[Saved data entries]
..........
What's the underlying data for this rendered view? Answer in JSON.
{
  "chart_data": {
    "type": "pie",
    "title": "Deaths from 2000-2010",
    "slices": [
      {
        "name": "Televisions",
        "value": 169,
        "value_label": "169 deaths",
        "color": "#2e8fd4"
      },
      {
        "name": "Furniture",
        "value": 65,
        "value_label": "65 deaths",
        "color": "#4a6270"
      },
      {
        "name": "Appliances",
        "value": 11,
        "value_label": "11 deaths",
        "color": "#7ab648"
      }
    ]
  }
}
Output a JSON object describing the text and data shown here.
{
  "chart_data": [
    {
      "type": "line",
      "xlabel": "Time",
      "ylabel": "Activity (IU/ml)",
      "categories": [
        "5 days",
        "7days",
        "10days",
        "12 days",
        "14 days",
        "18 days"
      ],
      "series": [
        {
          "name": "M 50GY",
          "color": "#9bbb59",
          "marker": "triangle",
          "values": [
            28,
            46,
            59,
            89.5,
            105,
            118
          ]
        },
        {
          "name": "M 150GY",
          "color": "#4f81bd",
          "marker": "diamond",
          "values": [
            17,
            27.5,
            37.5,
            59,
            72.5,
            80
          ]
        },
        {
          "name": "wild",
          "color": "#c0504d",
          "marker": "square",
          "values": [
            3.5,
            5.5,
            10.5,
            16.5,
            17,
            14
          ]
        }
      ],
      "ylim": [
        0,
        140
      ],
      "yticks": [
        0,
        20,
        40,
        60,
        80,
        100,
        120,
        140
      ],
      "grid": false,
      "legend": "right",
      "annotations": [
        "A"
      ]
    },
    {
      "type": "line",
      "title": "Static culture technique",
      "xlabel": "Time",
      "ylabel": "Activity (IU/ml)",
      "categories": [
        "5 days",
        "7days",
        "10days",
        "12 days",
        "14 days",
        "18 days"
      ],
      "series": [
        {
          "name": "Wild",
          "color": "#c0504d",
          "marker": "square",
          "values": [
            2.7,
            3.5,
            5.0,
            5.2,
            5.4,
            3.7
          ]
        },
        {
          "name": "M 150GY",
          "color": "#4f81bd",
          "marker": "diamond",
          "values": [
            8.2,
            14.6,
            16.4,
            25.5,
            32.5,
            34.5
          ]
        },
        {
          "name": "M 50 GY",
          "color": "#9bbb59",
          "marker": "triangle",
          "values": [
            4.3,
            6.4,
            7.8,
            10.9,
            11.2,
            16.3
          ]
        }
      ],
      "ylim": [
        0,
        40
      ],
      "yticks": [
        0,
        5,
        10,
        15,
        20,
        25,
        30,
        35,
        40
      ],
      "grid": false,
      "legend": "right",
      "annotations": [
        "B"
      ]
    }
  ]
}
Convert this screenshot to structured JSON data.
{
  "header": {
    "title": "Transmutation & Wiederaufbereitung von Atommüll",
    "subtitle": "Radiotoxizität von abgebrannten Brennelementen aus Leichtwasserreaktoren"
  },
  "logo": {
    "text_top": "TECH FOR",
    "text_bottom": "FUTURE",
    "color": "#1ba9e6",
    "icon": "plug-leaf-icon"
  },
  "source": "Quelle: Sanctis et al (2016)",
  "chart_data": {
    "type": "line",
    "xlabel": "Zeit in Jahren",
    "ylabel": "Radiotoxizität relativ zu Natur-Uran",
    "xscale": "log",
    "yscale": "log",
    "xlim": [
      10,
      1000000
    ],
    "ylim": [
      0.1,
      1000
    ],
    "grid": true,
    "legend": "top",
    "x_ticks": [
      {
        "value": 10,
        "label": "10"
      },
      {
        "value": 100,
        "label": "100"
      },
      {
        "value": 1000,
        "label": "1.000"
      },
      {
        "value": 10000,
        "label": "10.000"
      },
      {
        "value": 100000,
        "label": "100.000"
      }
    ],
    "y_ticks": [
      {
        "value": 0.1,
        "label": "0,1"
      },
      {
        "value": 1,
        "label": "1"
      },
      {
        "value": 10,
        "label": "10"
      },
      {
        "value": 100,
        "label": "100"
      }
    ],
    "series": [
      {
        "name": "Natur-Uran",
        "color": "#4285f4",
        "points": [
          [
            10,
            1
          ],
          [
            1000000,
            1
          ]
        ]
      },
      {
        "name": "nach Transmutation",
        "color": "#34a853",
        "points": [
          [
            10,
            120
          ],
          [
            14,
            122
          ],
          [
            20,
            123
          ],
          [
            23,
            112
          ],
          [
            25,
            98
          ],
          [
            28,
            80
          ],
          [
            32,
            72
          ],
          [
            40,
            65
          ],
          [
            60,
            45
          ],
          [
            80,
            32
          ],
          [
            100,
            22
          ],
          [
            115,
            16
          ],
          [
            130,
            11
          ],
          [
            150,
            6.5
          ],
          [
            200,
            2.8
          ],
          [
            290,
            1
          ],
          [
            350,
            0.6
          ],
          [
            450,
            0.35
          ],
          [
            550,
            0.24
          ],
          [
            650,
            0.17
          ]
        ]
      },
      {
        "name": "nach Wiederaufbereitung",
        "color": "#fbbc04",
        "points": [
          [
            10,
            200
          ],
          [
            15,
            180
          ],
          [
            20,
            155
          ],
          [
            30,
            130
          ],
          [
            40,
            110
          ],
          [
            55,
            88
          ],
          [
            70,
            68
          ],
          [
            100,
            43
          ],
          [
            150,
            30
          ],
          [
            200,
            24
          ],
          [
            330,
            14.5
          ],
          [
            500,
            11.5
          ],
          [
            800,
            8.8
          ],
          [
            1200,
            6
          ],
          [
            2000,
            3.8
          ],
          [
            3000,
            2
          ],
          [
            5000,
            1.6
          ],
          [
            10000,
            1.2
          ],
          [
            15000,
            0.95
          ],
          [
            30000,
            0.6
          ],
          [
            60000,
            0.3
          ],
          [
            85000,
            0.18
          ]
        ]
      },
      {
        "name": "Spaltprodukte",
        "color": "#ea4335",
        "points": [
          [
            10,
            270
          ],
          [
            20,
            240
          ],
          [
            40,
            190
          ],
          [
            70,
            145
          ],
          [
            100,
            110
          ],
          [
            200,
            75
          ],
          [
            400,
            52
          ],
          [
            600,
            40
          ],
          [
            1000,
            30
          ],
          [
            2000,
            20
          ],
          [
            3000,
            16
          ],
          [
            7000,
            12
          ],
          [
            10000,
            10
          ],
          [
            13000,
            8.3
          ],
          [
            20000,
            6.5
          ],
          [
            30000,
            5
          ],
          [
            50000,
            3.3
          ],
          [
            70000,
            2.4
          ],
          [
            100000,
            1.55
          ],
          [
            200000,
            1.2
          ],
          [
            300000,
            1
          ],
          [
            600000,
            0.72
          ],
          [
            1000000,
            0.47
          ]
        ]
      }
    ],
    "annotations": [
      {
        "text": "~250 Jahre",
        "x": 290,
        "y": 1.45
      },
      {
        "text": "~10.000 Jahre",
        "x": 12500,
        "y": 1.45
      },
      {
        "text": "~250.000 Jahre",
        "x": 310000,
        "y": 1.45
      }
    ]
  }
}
..........
**Requirements:** Please set down the whole listing above without altering a single line.

**Answer for this exercise:**
What's the underlying data for this rendered view? Answer in JSON.
{
  "chart_data": {
    "type": "pie",
    "title": "Deaths from 2000-2010",
    "slices": [
      {
        "name": "Televisions",
        "value": 169,
        "value_label": "169 deaths",
        "color": "#2e8fd4"
      },
      {
        "name": "Furniture",
        "value": 65,
        "value_label": "65 deaths",
        "color": "#4a6270"
      },
      {
        "name": "Appliances",
        "value": 11,
        "value_label": "11 deaths",
        "color": "#7ab648"
      }
    ]
  }
}
Output a JSON object describing the text and data shown here.
{
  "chart_data": [
    {
      "type": "line",
      "xlabel": "Time",
      "ylabel": "Activity (IU/ml)",
      "categories": [
        "5 days",
        "7days",
        "10days",
        "12 days",
        "14 days",
        "18 days"
      ],
      "series": [
        {
          "name": "M 50GY",
          "color": "#9bbb59",
          "marker": "triangle",
          "values": [
            28,
            46,
            59,
            89.5,
            105,
            118
          ]
        },
        {
          "name": "M 150GY",
          "color": "#4f81bd",
          "marker": "diamond",
          "values": [
            17,
            27.5,
            37.5,
            59,
            72.5,
            80
          ]
        },
        {
          "name": "wild",
          "color": "#c0504d",
          "marker": "square",
          "values": [
            3.5,
            5.5,
            10.5,
            16.5,
            17,
            14
          ]
        }
      ],
      "ylim": [
        0,
        140
      ],
      "yticks": [
        0,
        20,
        40,
        60,
        80,
        100,
        120,
        140
      ],
      "grid": false,
      "legend": "right",
      "annotations": [
        "A"
      ]
    },
    {
      "type": "line",
      "title": "Static culture technique",
      "xlabel": "Time",
      "ylabel": "Activity (IU/ml)",
      "categories": [
        "5 days",
        "7days",
        "10days",
        "12 days",
        "14 days",
        "18 days"
      ],
      "series": [
        {
          "name": "Wild",
          "color": "#c0504d",
          "marker": "square",
          "values": [
            2.7,
            3.5,
            5.0,
            5.2,
            5.4,
            3.7
          ]
        },
        {
          "name": "M 150GY",
          "color": "#4f81bd",
          "marker": "diamond",
          "values": [
            8.2,
            14.6,
            16.4,
            25.5,
            32.5,
            34.5
          ]
        },
        {
          "name": "M 50 GY",
          "color": "#9bbb59",
          "marker": "triangle",
          "values": [
            4.3,
            6.4,
            7.8,
            10.9,
            11.2,
            16.3
          ]
        }
      ],
      "ylim": [
        0,
        40
      ],
      "yticks": [
        0,
        5,
        10,
        15,
        20,
        25,
        30,
        35,
        40
      ],
      "grid": false,
      "legend": "right",
      "annotations": [
        "B"
      ]
    }
  ]
}
Convert this screenshot to structured JSON data.
{
  "header": {
    "title": "Transmutation & Wiederaufbereitung von Atommüll",
    "subtitle": "Radiotoxizität von abgebrannten Brennelementen aus Leichtwasserreaktoren"
  },
  "logo": {
    "text_top": "TECH FOR",
    "text_bottom": "FUTURE",
    "color": "#1ba9e6",
    "icon": "plug-leaf-icon"
  },
  "source": "Quelle: Sanctis et al (2016)",
  "chart_data": {
    "type": "line",
    "xlabel": "Zeit in Jahren",
    "ylabel": "Radiotoxizität relativ zu Natur-Uran",
    "xscale": "log",
    "yscale": "log",
    "xlim": [
      10,
      1000000
    ],
    "ylim": [
      0.1,
      1000
    ],
    "grid": true,
    "legend": "top",
    "x_ticks": [
      {
        "value": 10,
        "label": "10"
      },
      {
        "value": 100,
        "label": "100"
      },
      {
        "value": 1000,
        "label": "1.000"
      },
      {
        "value": 10000,
        "label": "10.000"
      },
      {
        "value": 100000,
        "label": "100.000"
      }
    ],
    "y_ticks": [
      {
        "value": 0.1,
        "label": "0,1"
      },
      {
        "value": 1,
        "label": "1"
      },
      {
        "value": 10,
        "label": "10"
      },
      {
        "value": 100,
        "label": "100"
      }
    ],
    "series": [
      {
        "name": "Natur-Uran",
        "color": "#4285f4",
        "points": [
          [
            10,
            1
          ],
          [
            1000000,
            1
          ]
        ]
      },
      {
        "name": "nach Transmutation",
        "color": "#34a853",
        "points": [
          [
            10,
            120
          ],
          [
            14,
            122
          ],
          [
            20,
            123
          ],
          [
            23,
            112
          ],
          [
            25,
            98
          ],
          [
            28,
            80
          ],
          [
            32,
            72
          ],
          [
            40,
            65
          ],
          [
            60,
            45
          ],
          [
            80,
            32
          ],
          [
            100,
            22
          ],
          [
            115,
            16
          ],
          [
            130,
            11
          ],
          [
            150,
            6.5
          ],
          [
            200,
            2.8
          ],
          [
            290,
            1
          ],
          [
            350,
            0.6
          ],
          [
            450,
            0.35
          ],
          [
            550,
            0.24
          ],
          [
            650,
            0.17
          ]
        ]
      },
      {
        "name": "nach Wiederaufbereitung",
        "color": "#fbbc04",
        "points": [
          [
            10,
            200
          ],
          [
            15,
            180
          ],
          [
            20,
            155
          ],
          [
            30,
            130
          ],
          [
            40,
            110
          ],
          [
            55,
            88
          ],
          [
            70,
            68
          ],
          [
            100,
            43
          ],
          [
            150,
            30
          ],
          [
            200,
            24
          ],
          [
            330,
            14.5
          ],
          [
            500,
            11.5
          ],
          [
            800,
            8.8
          ],
          [
            1200,
            6
          ],
          [
            2000,
            3.8
          ],
          [
            3000,
            2
          ],
          [
            5000,
            1.6
          ],
          [
            10000,
            1.2
          ],
          [
            15000,
            0.95
          ],
          [
            30000,
            0.6
          ],
          [
            60000,
            0.3
          ],
          [
            85000,
            0.18
          ]
        ]
      },
      {
        "name": "Spaltprodukte",
        "color": "#ea4335",
        "points": [
          [
            10,
            270
          ],
          [
            20,
            240
          ],
          [
            40,
            190
          ],
          [
            70,
            145
          ],
          [
            100,
            110
          ],
          [
            200,
            75
          ],
          [
            400,
            52
          ],
          [
            600,
            40
          ],
          [
            1000,
            30
          ],
          [
            2000,
            20
          ],
          [
            3000,
            16
          ],
          [
            7000,
            12
          ],
          [
            10000,
            10
          ],
          [
            13000,
            8.3
          ],
          [
            20000,
            6.5
          ],
          [
            30000,
            5
          ],
          [
            50000,
            3.3
          ],
          [
            70000,
            2.4
          ],
          [
            100000,
            1.55
          ],
          [
            200000,
            1.2
          ],
          [
            300000,
            1
          ],
          [
            600000,
            0.72
          ],
          [
            1000000,
            0.47
          ]
        ]
      }
    ],
    "annotations": [
      {
        "text": "~250 Jahre",
        "x": 290,
        "y": 1.45
      },
      {
        "text": "~10.000 Jahre",
        "x": 12500,
        "y": 1.45
      },
      {
        "text": "~250.000 Jahre",
        "x": 310000,
        "y": 1.45
      }
    ]
  }
}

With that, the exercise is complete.